[Extract]:
--- START ---

On the one hand the writer’s reality fades into a range of its own possibilities, and on the other these possibilities overstep what is and thus invalidate it. But this penumbra of possibilities could not have come into being if the world, to which it forms the horizon, had been left behind. Instead, they begin to uncover what hitherto had remained concealed in the very world now refracted in the mirror of possibilities, thus exposing it as a trap.
In the novel, then, the real and the possible coexist, for it is only the author’s selection from and textual representation of the real world that can create a matrix for the possible to emerge, whose ephemeral character would remain shapeless if it were not the transformation of something already existing. But it would also remain meaningless if it did not serve to bring out the hidden areas of given realities. Having both the real and the possible and yet, at the same time, maintaining the difference between them – this is a process denied us in real life; it can only be staged in the form of the ‘as if’. Otherwise, whoever is caught up in reality, cannot experience possibility, and vice versa.

--- END ---

[Requests]:
1. Put this sentence from the passage on the novel into Spanish: "But it would also remain meaningless if it did not serve to bring out the hidden areas of given realities."
2. Please carry the passage on the novel forward with a further paragraph that picks up after its final sentence.
The entries after this point stand apart from the passage on the novel.

Element and region listings:

--- START ---

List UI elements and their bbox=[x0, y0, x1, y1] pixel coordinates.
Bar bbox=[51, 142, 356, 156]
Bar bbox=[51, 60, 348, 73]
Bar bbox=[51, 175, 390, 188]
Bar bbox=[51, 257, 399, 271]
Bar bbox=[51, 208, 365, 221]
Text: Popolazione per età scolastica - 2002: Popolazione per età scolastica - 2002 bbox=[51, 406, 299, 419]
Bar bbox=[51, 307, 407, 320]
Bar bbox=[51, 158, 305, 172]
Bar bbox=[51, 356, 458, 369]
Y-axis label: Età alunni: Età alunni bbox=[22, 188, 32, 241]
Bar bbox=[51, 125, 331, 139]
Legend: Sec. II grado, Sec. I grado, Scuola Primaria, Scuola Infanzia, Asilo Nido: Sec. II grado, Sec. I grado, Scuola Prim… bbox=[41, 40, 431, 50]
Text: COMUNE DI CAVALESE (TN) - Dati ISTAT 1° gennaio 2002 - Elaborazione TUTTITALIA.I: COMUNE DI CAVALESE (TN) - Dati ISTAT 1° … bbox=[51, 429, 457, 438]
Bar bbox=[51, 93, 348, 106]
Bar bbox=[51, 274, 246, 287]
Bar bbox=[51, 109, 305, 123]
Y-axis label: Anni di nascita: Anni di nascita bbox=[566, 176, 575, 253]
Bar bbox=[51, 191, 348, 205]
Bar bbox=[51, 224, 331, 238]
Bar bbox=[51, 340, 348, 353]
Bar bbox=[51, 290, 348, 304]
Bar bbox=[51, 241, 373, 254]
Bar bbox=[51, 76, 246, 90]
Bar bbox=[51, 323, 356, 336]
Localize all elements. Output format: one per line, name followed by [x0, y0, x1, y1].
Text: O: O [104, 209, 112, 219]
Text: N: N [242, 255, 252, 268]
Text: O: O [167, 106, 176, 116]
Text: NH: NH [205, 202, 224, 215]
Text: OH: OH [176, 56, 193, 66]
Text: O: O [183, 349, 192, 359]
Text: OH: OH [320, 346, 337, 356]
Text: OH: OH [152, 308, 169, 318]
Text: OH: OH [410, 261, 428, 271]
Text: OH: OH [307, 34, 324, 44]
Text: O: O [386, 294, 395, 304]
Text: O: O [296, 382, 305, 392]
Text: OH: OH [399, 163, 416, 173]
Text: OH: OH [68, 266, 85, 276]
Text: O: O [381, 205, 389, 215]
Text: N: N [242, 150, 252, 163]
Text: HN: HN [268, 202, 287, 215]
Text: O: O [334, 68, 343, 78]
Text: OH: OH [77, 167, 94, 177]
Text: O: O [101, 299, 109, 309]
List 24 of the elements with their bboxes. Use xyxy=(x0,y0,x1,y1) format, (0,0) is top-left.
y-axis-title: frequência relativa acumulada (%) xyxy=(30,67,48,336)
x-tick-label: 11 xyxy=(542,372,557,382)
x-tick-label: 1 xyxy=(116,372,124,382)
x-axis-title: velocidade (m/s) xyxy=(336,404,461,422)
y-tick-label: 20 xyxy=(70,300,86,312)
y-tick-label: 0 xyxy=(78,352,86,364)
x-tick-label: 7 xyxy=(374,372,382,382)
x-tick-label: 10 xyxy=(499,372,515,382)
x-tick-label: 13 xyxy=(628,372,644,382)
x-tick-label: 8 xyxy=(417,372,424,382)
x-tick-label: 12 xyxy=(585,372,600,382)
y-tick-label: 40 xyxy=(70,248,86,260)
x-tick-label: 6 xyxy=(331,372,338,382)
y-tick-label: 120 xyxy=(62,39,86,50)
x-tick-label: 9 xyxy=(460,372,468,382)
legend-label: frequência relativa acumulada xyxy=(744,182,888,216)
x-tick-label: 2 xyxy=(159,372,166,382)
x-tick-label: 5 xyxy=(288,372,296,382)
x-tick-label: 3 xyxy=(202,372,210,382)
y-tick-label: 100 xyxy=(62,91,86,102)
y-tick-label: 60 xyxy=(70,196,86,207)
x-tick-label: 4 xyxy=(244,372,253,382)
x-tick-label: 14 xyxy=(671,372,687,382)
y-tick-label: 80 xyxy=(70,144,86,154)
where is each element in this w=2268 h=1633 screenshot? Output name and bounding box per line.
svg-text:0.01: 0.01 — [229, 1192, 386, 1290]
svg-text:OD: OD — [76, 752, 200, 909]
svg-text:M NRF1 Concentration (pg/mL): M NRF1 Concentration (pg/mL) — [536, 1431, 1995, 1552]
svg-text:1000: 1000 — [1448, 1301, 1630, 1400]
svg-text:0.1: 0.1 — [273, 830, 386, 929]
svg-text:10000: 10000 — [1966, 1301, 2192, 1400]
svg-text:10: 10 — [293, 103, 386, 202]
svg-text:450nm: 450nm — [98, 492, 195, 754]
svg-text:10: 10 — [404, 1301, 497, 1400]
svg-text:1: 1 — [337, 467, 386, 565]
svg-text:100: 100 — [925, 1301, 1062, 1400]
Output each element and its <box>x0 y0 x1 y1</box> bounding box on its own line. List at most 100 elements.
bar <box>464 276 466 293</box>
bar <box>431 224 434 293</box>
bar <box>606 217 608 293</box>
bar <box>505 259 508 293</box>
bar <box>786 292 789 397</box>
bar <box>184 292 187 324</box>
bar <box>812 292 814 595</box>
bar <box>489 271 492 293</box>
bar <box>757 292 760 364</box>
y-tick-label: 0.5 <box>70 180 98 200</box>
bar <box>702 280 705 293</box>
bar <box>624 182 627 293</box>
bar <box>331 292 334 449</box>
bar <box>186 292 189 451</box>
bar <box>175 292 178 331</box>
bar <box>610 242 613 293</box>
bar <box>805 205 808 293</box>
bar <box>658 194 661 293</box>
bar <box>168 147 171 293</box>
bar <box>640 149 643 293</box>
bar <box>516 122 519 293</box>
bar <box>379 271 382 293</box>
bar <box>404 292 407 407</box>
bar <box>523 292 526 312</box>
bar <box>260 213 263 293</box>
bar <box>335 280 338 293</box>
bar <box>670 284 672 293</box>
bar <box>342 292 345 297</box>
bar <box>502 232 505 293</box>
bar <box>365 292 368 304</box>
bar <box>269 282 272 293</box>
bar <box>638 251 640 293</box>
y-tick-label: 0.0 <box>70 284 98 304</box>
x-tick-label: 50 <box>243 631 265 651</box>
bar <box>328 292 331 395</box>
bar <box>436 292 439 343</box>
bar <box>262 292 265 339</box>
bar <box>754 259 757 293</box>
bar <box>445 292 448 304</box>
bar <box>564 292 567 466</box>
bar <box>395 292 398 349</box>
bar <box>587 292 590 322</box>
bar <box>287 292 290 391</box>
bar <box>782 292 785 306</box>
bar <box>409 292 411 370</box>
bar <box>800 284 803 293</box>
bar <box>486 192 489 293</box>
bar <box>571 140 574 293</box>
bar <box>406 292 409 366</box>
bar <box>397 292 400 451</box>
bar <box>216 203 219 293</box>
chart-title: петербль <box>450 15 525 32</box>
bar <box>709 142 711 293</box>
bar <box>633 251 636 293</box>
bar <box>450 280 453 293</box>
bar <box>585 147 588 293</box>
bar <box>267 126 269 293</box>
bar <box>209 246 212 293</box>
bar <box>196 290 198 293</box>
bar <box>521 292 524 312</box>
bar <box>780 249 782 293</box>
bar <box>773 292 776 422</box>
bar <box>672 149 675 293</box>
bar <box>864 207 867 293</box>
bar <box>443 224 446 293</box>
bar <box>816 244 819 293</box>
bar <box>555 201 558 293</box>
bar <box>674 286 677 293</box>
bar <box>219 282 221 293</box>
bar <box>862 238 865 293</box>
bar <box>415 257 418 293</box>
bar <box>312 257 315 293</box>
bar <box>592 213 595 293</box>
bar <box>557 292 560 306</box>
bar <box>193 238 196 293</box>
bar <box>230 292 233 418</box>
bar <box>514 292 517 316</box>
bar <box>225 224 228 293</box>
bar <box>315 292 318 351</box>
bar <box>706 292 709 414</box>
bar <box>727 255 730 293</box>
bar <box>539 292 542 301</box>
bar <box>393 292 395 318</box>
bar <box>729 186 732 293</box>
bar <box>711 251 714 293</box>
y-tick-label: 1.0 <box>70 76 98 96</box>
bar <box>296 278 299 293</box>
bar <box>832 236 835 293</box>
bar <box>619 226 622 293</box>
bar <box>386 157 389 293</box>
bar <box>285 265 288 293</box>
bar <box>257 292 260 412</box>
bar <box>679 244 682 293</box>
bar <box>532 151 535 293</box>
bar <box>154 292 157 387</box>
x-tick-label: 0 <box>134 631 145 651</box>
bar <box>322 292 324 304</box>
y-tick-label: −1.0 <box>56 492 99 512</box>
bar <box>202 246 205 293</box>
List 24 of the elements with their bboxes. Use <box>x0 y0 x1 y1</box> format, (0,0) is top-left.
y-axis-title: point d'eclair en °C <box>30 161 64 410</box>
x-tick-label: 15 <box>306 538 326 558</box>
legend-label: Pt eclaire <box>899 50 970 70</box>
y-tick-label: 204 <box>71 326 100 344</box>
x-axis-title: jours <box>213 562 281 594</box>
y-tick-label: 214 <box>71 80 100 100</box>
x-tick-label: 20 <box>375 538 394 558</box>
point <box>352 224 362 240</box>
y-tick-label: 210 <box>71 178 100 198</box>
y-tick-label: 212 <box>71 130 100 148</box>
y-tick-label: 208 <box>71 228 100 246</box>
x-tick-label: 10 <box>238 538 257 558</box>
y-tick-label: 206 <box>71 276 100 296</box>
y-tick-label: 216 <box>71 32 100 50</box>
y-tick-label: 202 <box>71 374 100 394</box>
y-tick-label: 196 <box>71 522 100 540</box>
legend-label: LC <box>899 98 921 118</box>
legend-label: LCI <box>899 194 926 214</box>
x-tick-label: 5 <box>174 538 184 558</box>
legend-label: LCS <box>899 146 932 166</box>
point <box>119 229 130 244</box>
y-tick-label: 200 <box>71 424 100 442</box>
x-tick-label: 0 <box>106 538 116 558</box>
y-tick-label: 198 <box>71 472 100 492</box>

--- END ---

[Task responses]:
1. Pero también carecería de sentido si no sirviera para sacar a la luz las zonas ocultas de las realidades dadas.

2.
In what sense, though, is our world a “trap,” and what compels us to overstep the boundaries? All fictionalizing authors do this, and so, too, do readers of literature who go on reading despite their awareness of the fictionality of the text. The fact that we seem to need this ‘ecstatic’ state of being beside, outside, and beyond ourselves, caught up in and yet detached from our own reality, derives from our inability to be present to ourselves. The ground out of which we are remains unavailable to us. Samuel Beckett’s Malone says: “Live or invent”(9), for as we do not know what it is to live, we must invent what eludes penetration. There is a similar dictum, equally pithy, by Helmuth Plessner, who corroborates Beckett from a rather different angle, that of social anthropology: “I am, but I do not have myself”.(10) “Have” means knowing what it is to be, which would require a transcendental stance in order to grasp the self-evident certainty of our existence with all its implications, significance and, indeed, meaning. If we wish to have what remains impenetrable, we are driven beyond ourselves; and as we can never be both ourselves and the transcendental stance to and of ourselves necessary to predicate what it means to be, we resort to fictionalizing. Beckett gave voice to what Plessner had posed as a problem: that self-fashioning is the answer to our inaccessibility to ourselves. Fictionalizing begins where knowledge leaves off, and this dividing line turns out to be the fountainhead of fiction by means of which we extend ourselves beyond ourselves.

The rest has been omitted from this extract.